• **GIVEN EXERCISE**
Exact reproduction of the data is required, with images excluded.

• **EXCERPTED RECORDS**

>> START

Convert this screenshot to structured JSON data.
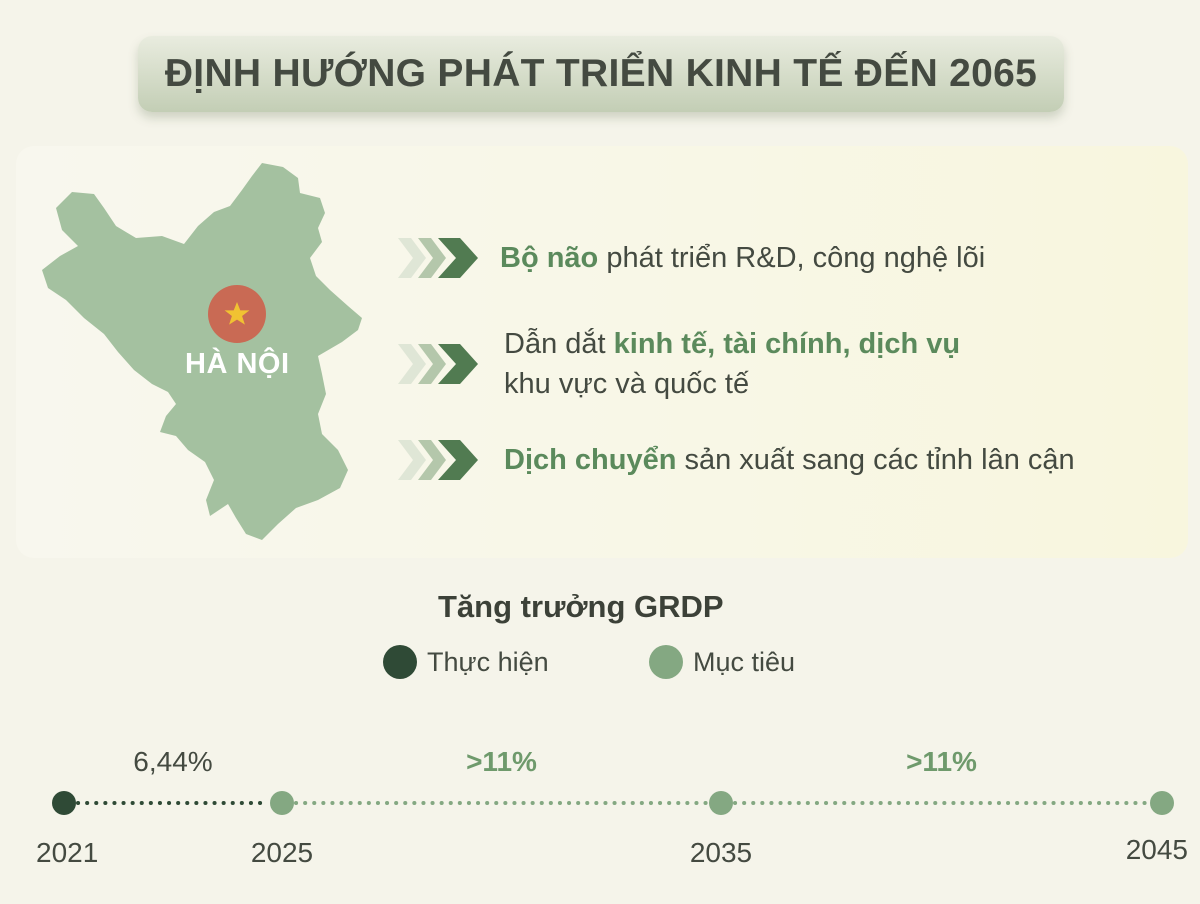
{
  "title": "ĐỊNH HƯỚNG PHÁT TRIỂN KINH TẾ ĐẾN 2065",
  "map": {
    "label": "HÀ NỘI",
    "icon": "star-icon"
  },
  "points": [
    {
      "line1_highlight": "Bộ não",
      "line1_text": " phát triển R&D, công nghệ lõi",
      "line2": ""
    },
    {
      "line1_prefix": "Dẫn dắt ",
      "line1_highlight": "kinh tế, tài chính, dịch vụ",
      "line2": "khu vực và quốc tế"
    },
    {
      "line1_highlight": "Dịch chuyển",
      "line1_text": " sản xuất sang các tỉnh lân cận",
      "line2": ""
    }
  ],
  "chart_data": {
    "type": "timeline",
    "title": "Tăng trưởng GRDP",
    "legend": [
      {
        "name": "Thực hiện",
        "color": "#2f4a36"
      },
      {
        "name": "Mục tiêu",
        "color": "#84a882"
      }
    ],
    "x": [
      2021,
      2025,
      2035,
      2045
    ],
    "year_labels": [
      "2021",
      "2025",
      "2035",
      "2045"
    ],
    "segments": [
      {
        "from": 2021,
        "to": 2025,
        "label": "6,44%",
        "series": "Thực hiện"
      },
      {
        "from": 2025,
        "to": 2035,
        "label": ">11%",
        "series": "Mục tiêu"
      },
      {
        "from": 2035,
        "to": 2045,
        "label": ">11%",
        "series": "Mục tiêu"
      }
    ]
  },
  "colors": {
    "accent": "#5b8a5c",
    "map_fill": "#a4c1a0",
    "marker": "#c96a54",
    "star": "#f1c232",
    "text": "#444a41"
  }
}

>> END

• **EXPECTED ANSWER**
Convert this screenshot to structured JSON data.
{
  "title": "ĐỊNH HƯỚNG PHÁT TRIỂN KINH TẾ ĐẾN 2065",
  "map": {
    "label": "HÀ NỘI",
    "icon": "star-icon"
  },
  "points": [
    {
      "line1_highlight": "Bộ não",
      "line1_text": " phát triển R&D, công nghệ lõi",
      "line2": ""
    },
    {
      "line1_prefix": "Dẫn dắt ",
      "line1_highlight": "kinh tế, tài chính, dịch vụ",
      "line2": "khu vực và quốc tế"
    },
    {
      "line1_highlight": "Dịch chuyển",
      "line1_text": " sản xuất sang các tỉnh lân cận",
      "line2": ""
    }
  ],
  "chart_data": {
    "type": "timeline",
    "title": "Tăng trưởng GRDP",
    "legend": [
      {
        "name": "Thực hiện",
        "color": "#2f4a36"
      },
      {
        "name": "Mục tiêu",
        "color": "#84a882"
      }
    ],
    "x": [
      2021,
      2025,
      2035,
      2045
    ],
    "year_labels": [
      "2021",
      "2025",
      "2035",
      "2045"
    ],
    "segments": [
      {
        "from": 2021,
        "to": 2025,
        "label": "6,44%",
        "series": "Thực hiện"
      },
      {
        "from": 2025,
        "to": 2035,
        "label": ">11%",
        "series": "Mục tiêu"
      },
      {
        "from": 2035,
        "to": 2045,
        "label": ">11%",
        "series": "Mục tiêu"
      }
    ]
  },
  "colors": {
    "accent": "#5b8a5c",
    "map_fill": "#a4c1a0",
    "marker": "#c96a54",
    "star": "#f1c232",
    "text": "#444a41"
  }
}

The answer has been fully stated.